- _TAREFAS A REALIZAR_:
1) Segundo o texto sobre a cultura dos cereais, em que cereal as produções médias registaram nítida subida nas últimas décadas?
2) No texto sobre a cultura dos cereais, substitua "forragens" por "leguminosas" e reescreva o trecho que começa em "2. Estamos hoje" e acaba em "produção deste cereal.".
3) Prossiga o texto sobre a cultura dos cereais a partir da última frase apresentada.

- _TEXTO DE APOIO_:
Resulta daqui que as produções médias, em período suficientemente longo para amortecer a dispersão anual, não revelam aumento muito rápido ao longo das últimas décadas, salvo no trigo, onde os estímulos oficiais têm provocado, nas terras aptas, nítida subida; a cultura cerealífera parece ter-se tornado mais um hábito, ou antes uma fatalidade, do que uma fonte de rendimento aliciante.
No entanto, apesar das condições pouco favoráveis em que se processa, não há que estranhar que a cultura dos cereais tenha adquirido volume apreciável, pois se destina a satisfazer os consumos internos, em mercado que tem sido devidamente protegido - fórmula natural pelo que tem de simples e seguro. E neste equilíbrio precário se tem vivido, exportando-se alguns excedentes fortuitos com quantiosos prejuízos.
Mas começa a afirmar-se há alguns anos um pensamento de reacção. O conhecimento mais apurado da ecologia tem convencido mais fortemente os técnicos de que as condições do meio, na generalidade, não são favoráveis e que as armas de que dispomos para as contrariar, mesmo quando aplicadas hàbilmente - o que nem sempre sucede -, não nos asseguram o êxito pleno; a experiência, por seu lado, vai mostrando que os estímulos à produção, a par com a falta de iniciativa na busca de opções culturais, têm levado a entregar aos cereais terras menos e menos aptas, principais responsáveis pelo baixo rendimento cultural; reconhece-se, ainda, que o nível de fertilidade das terras, mesmo das bem constituídas, acusa dificuldade em se manter, não tanto por falta de adubação química como pela falta de matéria orgânica;
por último, a observação mais atenta do fenómeno económico leva a concluir que o regime de pousio, como fórmula de regeneração de terras cansadas, tem de ser revisto, por constituir factor debilitante do produto nacional, que, ao contrário, importa acrescentar por todos os meios.
2. Estamos hoje em condições de começar a apontar, como fruto da reacção que se referiu, algumas soluções concretas para o problema esboçado, embora os serviços oficiais continuem a reunir dados para as aperfeiçoarem e tocarem mais de perto o verdadeiro caminho.
As terras de sequeiro hoje entregues à cultura trigueira haverá que as classificar em dois grupos, atendendo à sua capacidade de uso. As que forem reputadas aptas continuarão a dar trigo em rotação com forragens e correlativa criação de gado, que permitirá, pela produção de estrumes, dar ao solo a fertilidade que geralmente lhe falta;
espera-se que não seja optimismo contar que o aumento de produção por unidade de superfície, junto à substituição progressiva do pousio, permita que a redução da área afecta ao trigo não faça diminuir sensìvelmente a produção deste cereal.

- _INFORMAÇÃO EXTRAÍDA_:

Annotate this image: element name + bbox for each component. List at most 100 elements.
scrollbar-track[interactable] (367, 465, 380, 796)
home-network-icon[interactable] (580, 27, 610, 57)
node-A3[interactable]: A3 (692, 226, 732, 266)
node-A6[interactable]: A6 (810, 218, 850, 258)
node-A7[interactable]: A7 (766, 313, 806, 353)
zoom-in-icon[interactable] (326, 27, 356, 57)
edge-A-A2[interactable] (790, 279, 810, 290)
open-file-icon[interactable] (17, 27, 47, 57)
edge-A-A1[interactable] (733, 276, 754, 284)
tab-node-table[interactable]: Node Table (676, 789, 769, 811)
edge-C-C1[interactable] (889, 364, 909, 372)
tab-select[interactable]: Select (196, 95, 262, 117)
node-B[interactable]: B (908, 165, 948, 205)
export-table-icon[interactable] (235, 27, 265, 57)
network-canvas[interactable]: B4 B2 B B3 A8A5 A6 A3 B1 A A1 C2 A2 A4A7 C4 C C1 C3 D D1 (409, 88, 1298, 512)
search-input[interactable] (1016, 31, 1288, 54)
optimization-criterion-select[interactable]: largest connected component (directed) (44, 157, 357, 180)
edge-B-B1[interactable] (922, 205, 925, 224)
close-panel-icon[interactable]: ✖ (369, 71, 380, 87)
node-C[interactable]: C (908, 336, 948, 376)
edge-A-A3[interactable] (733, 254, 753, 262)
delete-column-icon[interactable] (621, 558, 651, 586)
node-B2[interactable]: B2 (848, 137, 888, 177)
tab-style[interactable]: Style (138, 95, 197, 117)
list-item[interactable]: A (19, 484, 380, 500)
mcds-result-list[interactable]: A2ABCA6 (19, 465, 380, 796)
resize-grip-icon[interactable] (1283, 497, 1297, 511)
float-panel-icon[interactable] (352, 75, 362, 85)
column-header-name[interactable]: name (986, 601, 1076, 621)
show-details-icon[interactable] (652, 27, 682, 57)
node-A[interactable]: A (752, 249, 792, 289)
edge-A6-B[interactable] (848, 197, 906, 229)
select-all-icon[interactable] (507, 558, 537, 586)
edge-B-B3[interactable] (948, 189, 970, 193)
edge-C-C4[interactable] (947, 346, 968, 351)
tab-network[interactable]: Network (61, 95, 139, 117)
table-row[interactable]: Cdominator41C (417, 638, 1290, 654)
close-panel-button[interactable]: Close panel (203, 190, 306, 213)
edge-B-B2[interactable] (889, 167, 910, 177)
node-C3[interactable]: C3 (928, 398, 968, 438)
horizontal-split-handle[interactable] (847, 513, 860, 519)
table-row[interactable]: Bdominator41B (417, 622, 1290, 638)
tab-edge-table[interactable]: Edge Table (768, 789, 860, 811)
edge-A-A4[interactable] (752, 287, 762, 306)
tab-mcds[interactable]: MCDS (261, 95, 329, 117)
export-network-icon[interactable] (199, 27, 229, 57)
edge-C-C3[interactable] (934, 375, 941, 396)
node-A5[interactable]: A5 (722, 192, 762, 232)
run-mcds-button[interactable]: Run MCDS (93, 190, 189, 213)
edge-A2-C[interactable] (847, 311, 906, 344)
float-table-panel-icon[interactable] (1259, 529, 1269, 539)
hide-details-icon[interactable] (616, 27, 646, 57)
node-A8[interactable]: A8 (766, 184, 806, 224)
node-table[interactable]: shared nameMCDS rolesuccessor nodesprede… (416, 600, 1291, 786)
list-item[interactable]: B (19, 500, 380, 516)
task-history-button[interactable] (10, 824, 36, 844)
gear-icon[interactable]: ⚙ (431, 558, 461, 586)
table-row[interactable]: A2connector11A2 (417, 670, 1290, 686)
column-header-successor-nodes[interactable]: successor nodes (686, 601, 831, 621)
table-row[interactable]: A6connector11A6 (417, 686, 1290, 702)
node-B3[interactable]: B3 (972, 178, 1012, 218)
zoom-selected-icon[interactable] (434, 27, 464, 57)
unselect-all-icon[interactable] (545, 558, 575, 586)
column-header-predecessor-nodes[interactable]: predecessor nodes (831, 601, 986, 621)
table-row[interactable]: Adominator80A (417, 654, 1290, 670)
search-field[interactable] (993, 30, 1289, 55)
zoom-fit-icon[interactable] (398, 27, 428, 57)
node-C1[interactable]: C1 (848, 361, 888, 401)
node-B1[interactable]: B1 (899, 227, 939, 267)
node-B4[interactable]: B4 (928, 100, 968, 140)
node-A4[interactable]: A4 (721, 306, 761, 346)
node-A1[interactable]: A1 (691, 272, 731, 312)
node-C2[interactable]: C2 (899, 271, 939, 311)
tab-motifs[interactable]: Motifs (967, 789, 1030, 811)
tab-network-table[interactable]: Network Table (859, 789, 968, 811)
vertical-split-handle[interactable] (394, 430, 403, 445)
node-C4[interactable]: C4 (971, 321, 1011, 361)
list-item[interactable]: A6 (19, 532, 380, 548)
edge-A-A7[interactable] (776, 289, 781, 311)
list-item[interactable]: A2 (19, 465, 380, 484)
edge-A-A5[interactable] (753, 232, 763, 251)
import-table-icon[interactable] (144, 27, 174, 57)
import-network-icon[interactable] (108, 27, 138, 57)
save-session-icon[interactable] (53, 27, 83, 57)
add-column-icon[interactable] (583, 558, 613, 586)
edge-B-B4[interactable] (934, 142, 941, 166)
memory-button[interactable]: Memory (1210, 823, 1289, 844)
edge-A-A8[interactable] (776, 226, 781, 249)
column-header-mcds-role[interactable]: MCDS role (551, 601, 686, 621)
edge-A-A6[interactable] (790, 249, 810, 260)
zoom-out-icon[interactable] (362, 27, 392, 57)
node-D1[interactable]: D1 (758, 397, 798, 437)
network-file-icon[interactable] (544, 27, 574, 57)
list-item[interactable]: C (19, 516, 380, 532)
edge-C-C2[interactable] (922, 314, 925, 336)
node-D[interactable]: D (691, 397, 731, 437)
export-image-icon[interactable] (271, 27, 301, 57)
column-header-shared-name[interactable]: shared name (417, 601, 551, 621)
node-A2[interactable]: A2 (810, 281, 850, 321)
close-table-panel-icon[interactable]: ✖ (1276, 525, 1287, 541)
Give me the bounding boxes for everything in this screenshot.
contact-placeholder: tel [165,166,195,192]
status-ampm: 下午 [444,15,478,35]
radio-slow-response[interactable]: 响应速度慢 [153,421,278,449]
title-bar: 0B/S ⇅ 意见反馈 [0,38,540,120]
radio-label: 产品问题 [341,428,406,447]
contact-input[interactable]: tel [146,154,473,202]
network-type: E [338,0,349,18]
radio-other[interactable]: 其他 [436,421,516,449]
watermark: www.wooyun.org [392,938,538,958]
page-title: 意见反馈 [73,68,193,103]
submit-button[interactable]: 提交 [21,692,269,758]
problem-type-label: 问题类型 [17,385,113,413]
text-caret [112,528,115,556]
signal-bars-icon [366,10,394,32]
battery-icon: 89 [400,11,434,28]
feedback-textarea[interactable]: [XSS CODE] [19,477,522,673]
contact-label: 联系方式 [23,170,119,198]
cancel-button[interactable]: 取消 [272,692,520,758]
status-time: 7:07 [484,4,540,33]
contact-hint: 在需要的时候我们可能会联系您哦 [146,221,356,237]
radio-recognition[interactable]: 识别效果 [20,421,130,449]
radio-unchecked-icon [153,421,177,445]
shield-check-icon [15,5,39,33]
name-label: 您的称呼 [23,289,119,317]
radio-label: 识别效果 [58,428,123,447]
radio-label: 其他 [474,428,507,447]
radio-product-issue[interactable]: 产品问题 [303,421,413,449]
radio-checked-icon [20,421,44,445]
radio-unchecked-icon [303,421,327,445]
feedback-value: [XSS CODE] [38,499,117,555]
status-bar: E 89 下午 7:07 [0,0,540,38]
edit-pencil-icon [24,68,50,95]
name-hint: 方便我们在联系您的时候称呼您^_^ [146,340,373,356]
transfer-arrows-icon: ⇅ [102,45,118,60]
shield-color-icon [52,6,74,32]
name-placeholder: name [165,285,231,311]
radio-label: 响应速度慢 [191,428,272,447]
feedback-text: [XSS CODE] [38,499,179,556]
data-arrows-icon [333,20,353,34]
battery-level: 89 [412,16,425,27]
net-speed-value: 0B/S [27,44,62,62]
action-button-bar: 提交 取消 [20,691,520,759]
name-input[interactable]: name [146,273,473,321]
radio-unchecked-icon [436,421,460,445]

- _CONJUNTO DE RESPOSTAS_:
1) No trigo, nas terras aptas, por efeito dos estímulos oficiais.

2)
2. Estamos hoje em condições de começar a apontar, como fruto da reacção que se referiu, algumas soluções concretas para o problema esboçado, embora os serviços oficiais continuem a reunir dados para as aperfeiçoarem e tocarem mais de perto o verdadeiro caminho.
As terras de sequeiro hoje entregues à cultura trigueira haverá que as classificar em dois grupos, atendendo à sua capacidade de uso. As que forem reputadas aptas continuarão a dar trigo em rotação com leguminosas e correlativa criação de gado, que permitirá, pela produção de estrumes, dar ao solo a fertilidade que geralmente lhe falta;
espera-se que não seja optimismo contar que o aumento de produção por unidade de superfície, junto à substituição progressiva do pousio, permita que a redução da área afecta ao trigo não faça diminuir sensìvelmente a produção deste cereal.

3)
As terras classificadas como não aptas deverão ser dadas à exploração florestal; o desenvolvimento das indústrias, tendo a madeira como matéria-prima, bem como a exportação desta, permitirão assegurar aos produtos da floresta conveniente procura, através da qual colherão benefícios simultâneamente o proprietário, o trabalhador e a Nação.
O que se diz em relação ao trigo aplica-se aos restantes cereais; mas o caso do milho envolve alguns aspectos particulares nos minimifúndios do Noroeste, onde a falta de dimensão, de mecanização e de sementes híbridas cria situações de produtividade que se torna necessário melhorar.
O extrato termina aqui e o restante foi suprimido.